The moral of the story is whilst you can’t please everyone with your designs, don’t think solely about your target audience. Try to think about the people around them who will use the device and make sure it works for them too. If you’re after a more practical use for this story, learn that the iPad isn’t perfect, in fact, it’s far from it. I still believe it’s the best that’s out there, and I’d love Emily to get her hands on a Galaxy Tablet to compare the two. We’ll have to wait to see what 2011 and Android 3.0 and the BlackBerry Playbook can bring to the table to gauge if the iPad has a real competitor which can make my fiancée happy!
As a developer and iPhone fan, nothing pleases me more to say that Android has caught up with the iPhone. Android hardware has been great for a while, the Motorola Droid and Nexus One being the first in a wave of great devices, but the software hadn’t been right. Android took its sweet time to develop but finally has all the great features iPhone users have enjoyed since the iPhone 3G and more (wi-fi hotspots for example).
Thing is, the iPhone, and iOS, has moved on.
Since the launch of the iPad, every Android-lover has been waiting for a tablet with Android on it. They want the brilliance and openness of Android on a more useful (day-to-day) form factor. To those people, I say wait, it’s not ready yet. In order to put iOS on a tablet, Apple had to fork the code base into two versions, iPhone 3.1 (later 4.0) and iPad 3.2. To date (though that may change at the September 1st event), these two branches have not converged, nearly 9 months later. Apple did this for a very good reason: the native controllers and views are not suitable for tablet devices and new paradigms needed to be created.
The SplitView Navigation controller, necessary for much of the good UI interaction on the iPad. Courtesy of Apple
So, why isn’t this a good idea. For one, the Android developer API says it doesn’t support screens larger than 4.3″. That should be a pretty good first clue. Take the iPad HCI guidelines for a second clue. It states that full screen transitions are bad, interfaces have to be tailored to the device, and you have to do more than just blow up the interface to twice the size. Take a look at how iPhone apps look on the iPad for that one.
iPhone app on an iPad, now think of an Android app, just blown up.

> _Work to complete_
a. Copy word for word the part of the tablet passage that opens with the words containing "The moral of" and closes with "my fiancée happy!".
b. Write the next part of the passage about Android and the iPad, picking up after its last sentence.

> _Excerpted data_
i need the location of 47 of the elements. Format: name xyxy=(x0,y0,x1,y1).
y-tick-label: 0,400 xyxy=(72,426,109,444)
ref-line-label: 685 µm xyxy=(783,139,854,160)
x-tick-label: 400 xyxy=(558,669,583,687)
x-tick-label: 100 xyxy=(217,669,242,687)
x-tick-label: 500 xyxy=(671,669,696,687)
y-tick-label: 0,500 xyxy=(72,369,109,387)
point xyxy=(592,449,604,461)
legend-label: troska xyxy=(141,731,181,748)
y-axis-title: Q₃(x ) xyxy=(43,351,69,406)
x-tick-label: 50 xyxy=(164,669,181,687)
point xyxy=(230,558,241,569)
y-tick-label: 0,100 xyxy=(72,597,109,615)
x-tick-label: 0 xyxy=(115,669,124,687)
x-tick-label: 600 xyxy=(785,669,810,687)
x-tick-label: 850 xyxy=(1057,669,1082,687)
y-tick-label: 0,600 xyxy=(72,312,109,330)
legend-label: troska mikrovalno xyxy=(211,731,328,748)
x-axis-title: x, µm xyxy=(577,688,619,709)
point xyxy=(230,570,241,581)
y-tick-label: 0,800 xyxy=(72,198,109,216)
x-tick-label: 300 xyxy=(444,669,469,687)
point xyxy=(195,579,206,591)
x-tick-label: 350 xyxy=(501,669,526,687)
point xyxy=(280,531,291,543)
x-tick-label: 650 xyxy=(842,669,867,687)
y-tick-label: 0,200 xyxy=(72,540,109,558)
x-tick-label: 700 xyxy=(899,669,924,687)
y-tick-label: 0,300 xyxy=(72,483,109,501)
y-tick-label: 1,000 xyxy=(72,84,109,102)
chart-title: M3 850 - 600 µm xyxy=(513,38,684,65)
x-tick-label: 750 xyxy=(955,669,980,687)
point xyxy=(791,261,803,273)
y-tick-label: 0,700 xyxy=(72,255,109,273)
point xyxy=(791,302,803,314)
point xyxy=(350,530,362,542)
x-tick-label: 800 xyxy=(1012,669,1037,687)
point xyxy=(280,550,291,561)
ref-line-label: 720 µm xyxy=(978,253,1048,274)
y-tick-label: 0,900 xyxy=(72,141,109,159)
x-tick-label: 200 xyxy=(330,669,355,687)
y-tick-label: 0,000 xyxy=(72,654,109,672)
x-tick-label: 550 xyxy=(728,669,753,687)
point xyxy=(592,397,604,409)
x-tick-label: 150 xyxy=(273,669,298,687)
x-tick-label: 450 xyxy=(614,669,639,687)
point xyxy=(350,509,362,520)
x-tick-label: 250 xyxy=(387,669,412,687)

> _Solved tasks_
a.
The moral of the story is whilst you can’t please everyone with your designs, don’t think solely about your target audience. Try to think about the people around them who will use the device and make sure it works for them too. If you’re after a more practical use for this story, learn that the iPad isn’t perfect, in fact, it’s far from it. I still believe it’s the best that’s out there, and I’d love Emily to get her hands on a Galaxy Tablet to compare the two. We’ll have to wait to see what 2011 and Android 3.0 and the BlackBerry Playbook can bring to the table to gauge if the iPad has a real competitor which can make my fiancée happy!

b.
Truthfully, the current Android SDK just can’t cope with the demands of a tablet UI. Little things like smooth transitions when rotating to big things like having universal apps which cover multiple screen sizes well. Android has support for multiple screen sizes, but it relies on relative positioning for this and is an inelegant solution compared with Apple’s interface builder.
A bigger screen will accentuate the differences in the quality of iOS and Android apps. If you have a mediocre Android app and put it on a tablet, it’s going to look poor, but put a mediocre iPhone app on the iPad, and it’s at least usable. Take a look at this video of a $50 Android tablet from India Do you want a UI like that on your tablet? Didn’t think so.
So, my advice, is wait. Wait until Android 3.0 (Gingerbread) comes out in Q4 this year, then wait until 2011 for some good hardware. 3.0 has set precedent by disallowing vendor customisation, forcing a much-more Apple-esque standard set of controllers which will suit more purposes. Acer and Motorola have already announced that they’re delaying the launch of their Android tablets until 3.0 is available.
Still, when that time comes around, the second generation iPad will be out, and then Android will be playing catch up again.
Update: Just seen the ViewSonic ViewPad 7, a 7″ Froyo tablet. Take a look at the video in the link: it’s full-screen all the way, sluggish and, I quote “a plastic rebadge me-too Android tablet”. When you’re watching the video, think about how that’s going to work on a tablet the size of an iPad (or the Archos 101 for that matter). It’s not going to be pretty.